### WHAT IS REQUIRED
Render the following material again verbatim, leaving nothing out.
◆ ◆ ◆ ◆ ◆
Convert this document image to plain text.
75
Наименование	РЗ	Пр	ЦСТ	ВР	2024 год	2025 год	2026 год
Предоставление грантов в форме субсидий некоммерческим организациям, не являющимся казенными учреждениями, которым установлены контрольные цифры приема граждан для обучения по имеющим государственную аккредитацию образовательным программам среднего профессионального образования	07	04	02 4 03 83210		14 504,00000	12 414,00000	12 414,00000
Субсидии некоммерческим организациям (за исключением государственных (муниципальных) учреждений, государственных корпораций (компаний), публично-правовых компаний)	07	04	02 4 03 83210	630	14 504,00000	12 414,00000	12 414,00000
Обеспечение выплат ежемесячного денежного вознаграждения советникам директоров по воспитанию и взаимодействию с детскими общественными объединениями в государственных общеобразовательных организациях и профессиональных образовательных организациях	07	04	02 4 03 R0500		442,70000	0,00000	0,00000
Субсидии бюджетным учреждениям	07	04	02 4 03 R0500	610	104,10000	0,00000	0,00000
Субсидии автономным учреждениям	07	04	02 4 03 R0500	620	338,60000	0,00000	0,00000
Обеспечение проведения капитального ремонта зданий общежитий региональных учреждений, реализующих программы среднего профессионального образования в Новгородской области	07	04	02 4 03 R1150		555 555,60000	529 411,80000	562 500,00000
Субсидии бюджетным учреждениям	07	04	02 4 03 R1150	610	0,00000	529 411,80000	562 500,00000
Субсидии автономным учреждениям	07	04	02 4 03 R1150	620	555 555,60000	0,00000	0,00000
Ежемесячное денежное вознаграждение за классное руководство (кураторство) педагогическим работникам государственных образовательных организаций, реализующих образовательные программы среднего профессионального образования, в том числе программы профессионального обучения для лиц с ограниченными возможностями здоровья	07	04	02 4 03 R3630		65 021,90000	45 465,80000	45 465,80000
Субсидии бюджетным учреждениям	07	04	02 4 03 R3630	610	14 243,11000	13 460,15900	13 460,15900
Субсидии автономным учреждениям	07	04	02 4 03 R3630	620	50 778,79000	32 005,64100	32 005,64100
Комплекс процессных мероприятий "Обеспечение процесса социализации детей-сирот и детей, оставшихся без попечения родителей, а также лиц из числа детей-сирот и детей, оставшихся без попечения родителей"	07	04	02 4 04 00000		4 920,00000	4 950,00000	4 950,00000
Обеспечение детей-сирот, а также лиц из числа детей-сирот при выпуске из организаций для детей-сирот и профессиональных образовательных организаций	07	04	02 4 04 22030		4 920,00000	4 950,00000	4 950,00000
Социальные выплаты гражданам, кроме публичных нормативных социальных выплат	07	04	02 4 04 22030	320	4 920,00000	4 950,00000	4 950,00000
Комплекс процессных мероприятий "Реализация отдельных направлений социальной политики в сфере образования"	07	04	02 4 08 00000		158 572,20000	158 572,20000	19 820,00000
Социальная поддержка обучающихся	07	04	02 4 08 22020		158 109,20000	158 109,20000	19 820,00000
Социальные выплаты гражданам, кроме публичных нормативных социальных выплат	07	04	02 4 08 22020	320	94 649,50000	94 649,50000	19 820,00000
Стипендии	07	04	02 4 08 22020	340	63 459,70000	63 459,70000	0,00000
◆ ◆ ◆ ◆ ◆
### FULL RESPONSE
Convert this document image to plain text.
75
Наименование	РЗ	Пр	ЦСТ	ВР	2024 год	2025 год	2026 год
Предоставление грантов в форме субсидий некоммерческим организациям, не являющимся казенными учреждениями, которым установлены контрольные цифры приема граждан для обучения по имеющим государственную аккредитацию образовательным программам среднего профессионального образования	07	04	02 4 03 83210		14 504,00000	12 414,00000	12 414,00000
Субсидии некоммерческим организациям (за исключением государственных (муниципальных) учреждений, государственных корпораций (компаний), публично-правовых компаний)	07	04	02 4 03 83210	630	14 504,00000	12 414,00000	12 414,00000
Обеспечение выплат ежемесячного денежного вознаграждения советникам директоров по воспитанию и взаимодействию с детскими общественными объединениями в государственных общеобразовательных организациях и профессиональных образовательных организациях	07	04	02 4 03 R0500		442,70000	0,00000	0,00000
Субсидии бюджетным учреждениям	07	04	02 4 03 R0500	610	104,10000	0,00000	0,00000
Субсидии автономным учреждениям	07	04	02 4 03 R0500	620	338,60000	0,00000	0,00000
Обеспечение проведения капитального ремонта зданий общежитий региональных учреждений, реализующих программы среднего профессионального образования в Новгородской области	07	04	02 4 03 R1150		555 555,60000	529 411,80000	562 500,00000
Субсидии бюджетным учреждениям	07	04	02 4 03 R1150	610	0,00000	529 411,80000	562 500,00000
Субсидии автономным учреждениям	07	04	02 4 03 R1150	620	555 555,60000	0,00000	0,00000
Ежемесячное денежное вознаграждение за классное руководство (кураторство) педагогическим работникам государственных образовательных организаций, реализующих образовательные программы среднего профессионального образования, в том числе программы профессионального обучения для лиц с ограниченными возможностями здоровья	07	04	02 4 03 R3630		65 021,90000	45 465,80000	45 465,80000
Субсидии бюджетным учреждениям	07	04	02 4 03 R3630	610	14 243,11000	13 460,15900	13 460,15900
Субсидии автономным учреждениям	07	04	02 4 03 R3630	620	50 778,79000	32 005,64100	32 005,64100
Комплекс процессных мероприятий "Обеспечение процесса социализации детей-сирот и детей, оставшихся без попечения родителей, а также лиц из числа детей-сирот и детей, оставшихся без попечения родителей"	07	04	02 4 04 00000		4 920,00000	4 950,00000	4 950,00000
Обеспечение детей-сирот, а также лиц из числа детей-сирот при выпуске из организаций для детей-сирот и профессиональных образовательных организаций	07	04	02 4 04 22030		4 920,00000	4 950,00000	4 950,00000
Социальные выплаты гражданам, кроме публичных нормативных социальных выплат	07	04	02 4 04 22030	320	4 920,00000	4 950,00000	4 950,00000
Комплекс процессных мероприятий "Реализация отдельных направлений социальной политики в сфере образования"	07	04	02 4 08 00000		158 572,20000	158 572,20000	19 820,00000
Социальная поддержка обучающихся	07	04	02 4 08 22020		158 109,20000	158 109,20000	19 820,00000
Социальные выплаты гражданам, кроме публичных нормативных социальных выплат	07	04	02 4 08 22020	320	94 649,50000	94 649,50000	19 820,00000
Стипендии	07	04	02 4 08 22020	340	63 459,70000	63 459,70000	0,00000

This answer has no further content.